Data entries for graphics
◆ ◆ ◆

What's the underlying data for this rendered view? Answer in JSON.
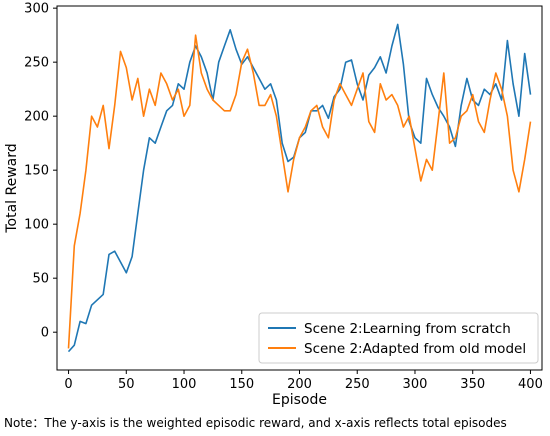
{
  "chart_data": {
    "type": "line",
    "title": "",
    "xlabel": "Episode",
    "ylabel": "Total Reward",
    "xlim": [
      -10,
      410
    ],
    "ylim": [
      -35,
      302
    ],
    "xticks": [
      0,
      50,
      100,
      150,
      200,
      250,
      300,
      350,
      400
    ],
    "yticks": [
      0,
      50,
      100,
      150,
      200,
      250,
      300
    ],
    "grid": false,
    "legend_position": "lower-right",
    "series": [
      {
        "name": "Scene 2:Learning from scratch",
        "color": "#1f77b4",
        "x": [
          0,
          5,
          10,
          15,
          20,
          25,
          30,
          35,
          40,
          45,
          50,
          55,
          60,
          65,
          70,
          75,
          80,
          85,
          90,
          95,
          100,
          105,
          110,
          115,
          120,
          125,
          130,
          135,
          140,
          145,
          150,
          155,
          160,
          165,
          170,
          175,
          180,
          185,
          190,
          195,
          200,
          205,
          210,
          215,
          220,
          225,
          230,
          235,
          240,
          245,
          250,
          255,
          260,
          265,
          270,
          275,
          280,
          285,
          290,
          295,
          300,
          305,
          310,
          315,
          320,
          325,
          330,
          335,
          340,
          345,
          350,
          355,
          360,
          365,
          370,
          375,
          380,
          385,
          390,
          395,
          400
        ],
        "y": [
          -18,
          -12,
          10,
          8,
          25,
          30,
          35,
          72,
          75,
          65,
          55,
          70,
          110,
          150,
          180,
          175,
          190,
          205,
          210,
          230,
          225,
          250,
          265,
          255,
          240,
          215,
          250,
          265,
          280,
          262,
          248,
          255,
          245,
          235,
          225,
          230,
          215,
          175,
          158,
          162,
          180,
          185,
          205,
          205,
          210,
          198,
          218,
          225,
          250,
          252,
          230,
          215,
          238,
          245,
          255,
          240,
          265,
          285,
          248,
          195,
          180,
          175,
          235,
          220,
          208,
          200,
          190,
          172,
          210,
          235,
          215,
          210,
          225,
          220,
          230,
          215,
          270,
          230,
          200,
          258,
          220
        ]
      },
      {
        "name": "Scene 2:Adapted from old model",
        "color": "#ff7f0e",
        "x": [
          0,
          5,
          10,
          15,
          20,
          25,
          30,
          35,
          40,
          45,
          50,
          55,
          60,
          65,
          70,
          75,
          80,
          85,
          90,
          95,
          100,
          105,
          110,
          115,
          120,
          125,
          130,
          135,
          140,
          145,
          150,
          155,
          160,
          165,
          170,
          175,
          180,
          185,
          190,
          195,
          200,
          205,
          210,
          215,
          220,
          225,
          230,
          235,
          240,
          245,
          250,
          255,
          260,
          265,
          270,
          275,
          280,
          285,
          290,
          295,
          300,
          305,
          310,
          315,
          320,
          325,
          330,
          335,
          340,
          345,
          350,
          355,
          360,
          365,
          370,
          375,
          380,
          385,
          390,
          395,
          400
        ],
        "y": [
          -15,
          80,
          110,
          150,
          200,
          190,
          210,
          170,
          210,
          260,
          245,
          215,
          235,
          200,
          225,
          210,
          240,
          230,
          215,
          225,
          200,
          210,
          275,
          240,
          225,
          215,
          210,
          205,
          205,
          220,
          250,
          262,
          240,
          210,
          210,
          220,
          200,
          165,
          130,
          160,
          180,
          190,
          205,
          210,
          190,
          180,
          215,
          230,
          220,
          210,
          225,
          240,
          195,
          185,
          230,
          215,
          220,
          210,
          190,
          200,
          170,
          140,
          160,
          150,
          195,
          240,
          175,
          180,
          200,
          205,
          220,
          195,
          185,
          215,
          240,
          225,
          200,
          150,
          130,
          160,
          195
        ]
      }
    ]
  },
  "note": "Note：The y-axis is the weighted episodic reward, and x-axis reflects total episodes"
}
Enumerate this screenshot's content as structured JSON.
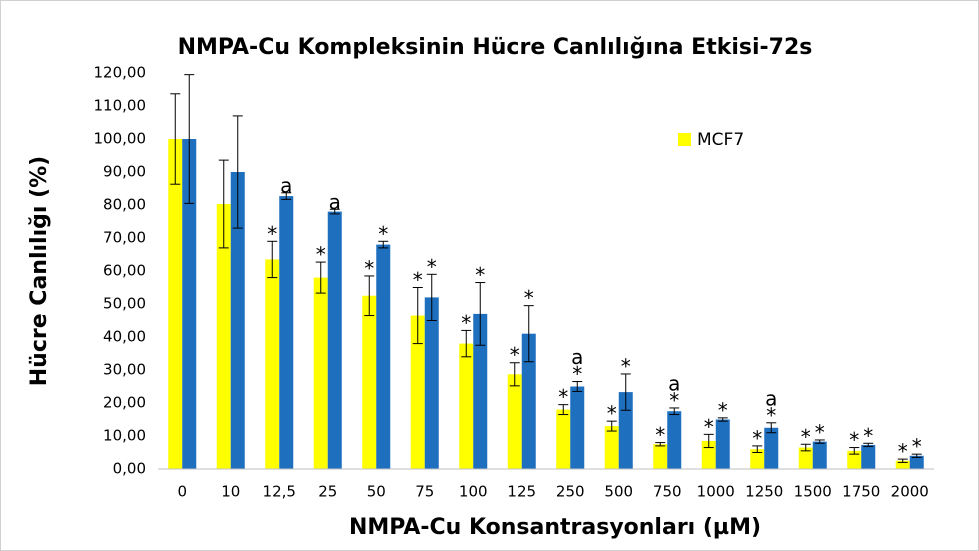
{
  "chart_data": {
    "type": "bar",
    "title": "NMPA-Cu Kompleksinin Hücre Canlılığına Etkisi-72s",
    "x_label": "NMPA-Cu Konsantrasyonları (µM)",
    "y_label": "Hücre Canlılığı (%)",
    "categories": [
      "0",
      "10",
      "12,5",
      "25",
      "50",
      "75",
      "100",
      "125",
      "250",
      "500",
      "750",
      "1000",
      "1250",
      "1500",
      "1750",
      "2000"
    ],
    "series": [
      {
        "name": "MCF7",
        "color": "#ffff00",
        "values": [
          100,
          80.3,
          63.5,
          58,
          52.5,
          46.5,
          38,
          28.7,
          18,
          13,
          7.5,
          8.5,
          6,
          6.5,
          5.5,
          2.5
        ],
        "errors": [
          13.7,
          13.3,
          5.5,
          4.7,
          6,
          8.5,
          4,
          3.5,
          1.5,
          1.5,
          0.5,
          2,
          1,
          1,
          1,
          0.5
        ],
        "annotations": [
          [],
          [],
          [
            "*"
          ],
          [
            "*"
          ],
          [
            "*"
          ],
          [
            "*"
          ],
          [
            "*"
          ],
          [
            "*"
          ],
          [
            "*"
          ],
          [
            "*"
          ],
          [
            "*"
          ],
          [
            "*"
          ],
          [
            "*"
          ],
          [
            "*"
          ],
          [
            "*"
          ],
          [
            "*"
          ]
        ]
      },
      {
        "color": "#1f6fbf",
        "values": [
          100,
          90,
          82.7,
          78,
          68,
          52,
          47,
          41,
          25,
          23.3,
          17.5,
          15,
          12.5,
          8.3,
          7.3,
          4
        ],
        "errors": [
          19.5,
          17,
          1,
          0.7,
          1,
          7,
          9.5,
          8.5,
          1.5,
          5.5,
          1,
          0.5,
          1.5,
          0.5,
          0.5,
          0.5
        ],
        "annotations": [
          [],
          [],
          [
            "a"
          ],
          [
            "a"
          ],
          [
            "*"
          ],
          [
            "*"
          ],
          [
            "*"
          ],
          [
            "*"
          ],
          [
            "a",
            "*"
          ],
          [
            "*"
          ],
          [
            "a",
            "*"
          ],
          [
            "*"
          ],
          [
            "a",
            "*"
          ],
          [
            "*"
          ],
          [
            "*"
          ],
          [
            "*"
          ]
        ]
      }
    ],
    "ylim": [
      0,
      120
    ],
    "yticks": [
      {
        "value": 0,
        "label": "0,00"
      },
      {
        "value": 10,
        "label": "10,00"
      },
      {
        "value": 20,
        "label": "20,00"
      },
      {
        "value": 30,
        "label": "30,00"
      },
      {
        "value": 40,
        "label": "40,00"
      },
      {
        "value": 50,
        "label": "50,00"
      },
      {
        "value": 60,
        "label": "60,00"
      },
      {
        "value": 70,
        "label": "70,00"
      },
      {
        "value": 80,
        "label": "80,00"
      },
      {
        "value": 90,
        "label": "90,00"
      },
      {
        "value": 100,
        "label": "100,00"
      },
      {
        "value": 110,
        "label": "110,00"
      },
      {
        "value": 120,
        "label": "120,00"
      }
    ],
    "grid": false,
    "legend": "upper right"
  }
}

◆ ◆ ◆

** Task to carry out **
Output all the records, word for word, with no pictures in the copy.

** Written solution **
What's the underlying data for this rendered view? Answer in JSON.
{
  "chart_data": {
    "type": "line",
    "title": "",
    "xlabel": "Episode",
    "ylabel": "Total Reward",
    "xlim": [
      -10,
      410
    ],
    "ylim": [
      -35,
      302
    ],
    "xticks": [
      0,
      50,
      100,
      150,
      200,
      250,
      300,
      350,
      400
    ],
    "yticks": [
      0,
      50,
      100,
      150,
      200,
      250,
      300
    ],
    "grid": false,
    "legend_position": "lower-right",
    "series": [
      {
        "name": "Scene 2:Learning from scratch",
        "color": "#1f77b4",
        "x": [
          0,
          5,
          10,
          15,
          20,
          25,
          30,
          35,
          40,
          45,
          50,
          55,
          60,
          65,
          70,
          75,
          80,
          85,
          90,
          95,
          100,
          105,
          110,
          115,
          120,
          125,
          130,
          135,
          140,
          145,
          150,
          155,
          160,
          165,
          170,
          175,
          180,
          185,
          190,
          195,
          200,
          205,
          210,
          215,
          220,
          225,
          230,
          235,
          240,
          245,
          250,
          255,
          260,
          265,
          270,
          275,
          280,
          285,
          290,
          295,
          300,
          305,
          310,
          315,
          320,
          325,
          330,
          335,
          340,
          345,
          350,
          355,
          360,
          365,
          370,
          375,
          380,
          385,
          390,
          395,
          400
        ],
        "y": [
          -18,
          -12,
          10,
          8,
          25,
          30,
          35,
          72,
          75,
          65,
          55,
          70,
          110,
          150,
          180,
          175,
          190,
          205,
          210,
          230,
          225,
          250,
          265,
          255,
          240,
          215,
          250,
          265,
          280,
          262,
          248,
          255,
          245,
          235,
          225,
          230,
          215,
          175,
          158,
          162,
          180,
          185,
          205,
          205,
          210,
          198,
          218,
          225,
          250,
          252,
          230,
          215,
          238,
          245,
          255,
          240,
          265,
          285,
          248,
          195,
          180,
          175,
          235,
          220,
          208,
          200,
          190,
          172,
          210,
          235,
          215,
          210,
          225,
          220,
          230,
          215,
          270,
          230,
          200,
          258,
          220
        ]
      },
      {
        "name": "Scene 2:Adapted from old model",
        "color": "#ff7f0e",
        "x": [
          0,
          5,
          10,
          15,
          20,
          25,
          30,
          35,
          40,
          45,
          50,
          55,
          60,
          65,
          70,
          75,
          80,
          85,
          90,
          95,
          100,
          105,
          110,
          115,
          120,
          125,
          130,
          135,
          140,
          145,
          150,
          155,
          160,
          165,
          170,
          175,
          180,
          185,
          190,
          195,
          200,
          205,
          210,
          215,
          220,
          225,
          230,
          235,
          240,
          245,
          250,
          255,
          260,
          265,
          270,
          275,
          280,
          285,
          290,
          295,
          300,
          305,
          310,
          315,
          320,
          325,
          330,
          335,
          340,
          345,
          350,
          355,
          360,
          365,
          370,
          375,
          380,
          385,
          390,
          395,
          400
        ],
        "y": [
          -15,
          80,
          110,
          150,
          200,
          190,
          210,
          170,
          210,
          260,
          245,
          215,
          235,
          200,
          225,
          210,
          240,
          230,
          215,
          225,
          200,
          210,
          275,
          240,
          225,
          215,
          210,
          205,
          205,
          220,
          250,
          262,
          240,
          210,
          210,
          220,
          200,
          165,
          130,
          160,
          180,
          190,
          205,
          210,
          190,
          180,
          215,
          230,
          220,
          210,
          225,
          240,
          195,
          185,
          230,
          215,
          220,
          210,
          190,
          200,
          170,
          140,
          160,
          150,
          195,
          240,
          175,
          180,
          200,
          205,
          220,
          195,
          185,
          215,
          240,
          225,
          200,
          150,
          130,
          160,
          195
        ]
      }
    ]
  },
  "note": "Note：The y-axis is the weighted episodic reward, and x-axis reflects total episodes"
}
Enumerate this screenshot's content as structured JSON.
{
  "chart_data": {
    "type": "bar",
    "title": "NMPA-Cu Kompleksinin Hücre Canlılığına Etkisi-72s",
    "x_label": "NMPA-Cu Konsantrasyonları (µM)",
    "y_label": "Hücre Canlılığı (%)",
    "categories": [
      "0",
      "10",
      "12,5",
      "25",
      "50",
      "75",
      "100",
      "125",
      "250",
      "500",
      "750",
      "1000",
      "1250",
      "1500",
      "1750",
      "2000"
    ],
    "series": [
      {
        "name": "MCF7",
        "color": "#ffff00",
        "values": [
          100,
          80.3,
          63.5,
          58,
          52.5,
          46.5,
          38,
          28.7,
          18,
          13,
          7.5,
          8.5,
          6,
          6.5,
          5.5,
          2.5
        ],
        "errors": [
          13.7,
          13.3,
          5.5,
          4.7,
          6,
          8.5,
          4,
          3.5,
          1.5,
          1.5,
          0.5,
          2,
          1,
          1,
          1,
          0.5
        ],
        "annotations": [
          [],
          [],
          [
            "*"
          ],
          [
            "*"
          ],
          [
            "*"
          ],
          [
            "*"
          ],
          [
            "*"
          ],
          [
            "*"
          ],
          [
            "*"
          ],
          [
            "*"
          ],
          [
            "*"
          ],
          [
            "*"
          ],
          [
            "*"
          ],
          [
            "*"
          ],
          [
            "*"
          ],
          [
            "*"
          ]
        ]
      },
      {
        "color": "#1f6fbf",
        "values": [
          100,
          90,
          82.7,
          78,
          68,
          52,
          47,
          41,
          25,
          23.3,
          17.5,
          15,
          12.5,
          8.3,
          7.3,
          4
        ],
        "errors": [
          19.5,
          17,
          1,
          0.7,
          1,
          7,
          9.5,
          8.5,
          1.5,
          5.5,
          1,
          0.5,
          1.5,
          0.5,
          0.5,
          0.5
        ],
        "annotations": [
          [],
          [],
          [
            "a"
          ],
          [
            "a"
          ],
          [
            "*"
          ],
          [
            "*"
          ],
          [
            "*"
          ],
          [
            "*"
          ],
          [
            "a",
            "*"
          ],
          [
            "*"
          ],
          [
            "a",
            "*"
          ],
          [
            "*"
          ],
          [
            "a",
            "*"
          ],
          [
            "*"
          ],
          [
            "*"
          ],
          [
            "*"
          ]
        ]
      }
    ],
    "ylim": [
      0,
      120
    ],
    "yticks": [
      {
        "value": 0,
        "label": "0,00"
      },
      {
        "value": 10,
        "label": "10,00"
      },
      {
        "value": 20,
        "label": "20,00"
      },
      {
        "value": 30,
        "label": "30,00"
      },
      {
        "value": 40,
        "label": "40,00"
      },
      {
        "value": 50,
        "label": "50,00"
      },
      {
        "value": 60,
        "label": "60,00"
      },
      {
        "value": 70,
        "label": "70,00"
      },
      {
        "value": 80,
        "label": "80,00"
      },
      {
        "value": 90,
        "label": "90,00"
      },
      {
        "value": 100,
        "label": "100,00"
      },
      {
        "value": 110,
        "label": "110,00"
      },
      {
        "value": 120,
        "label": "120,00"
      }
    ],
    "grid": false,
    "legend": "upper right"
  }
}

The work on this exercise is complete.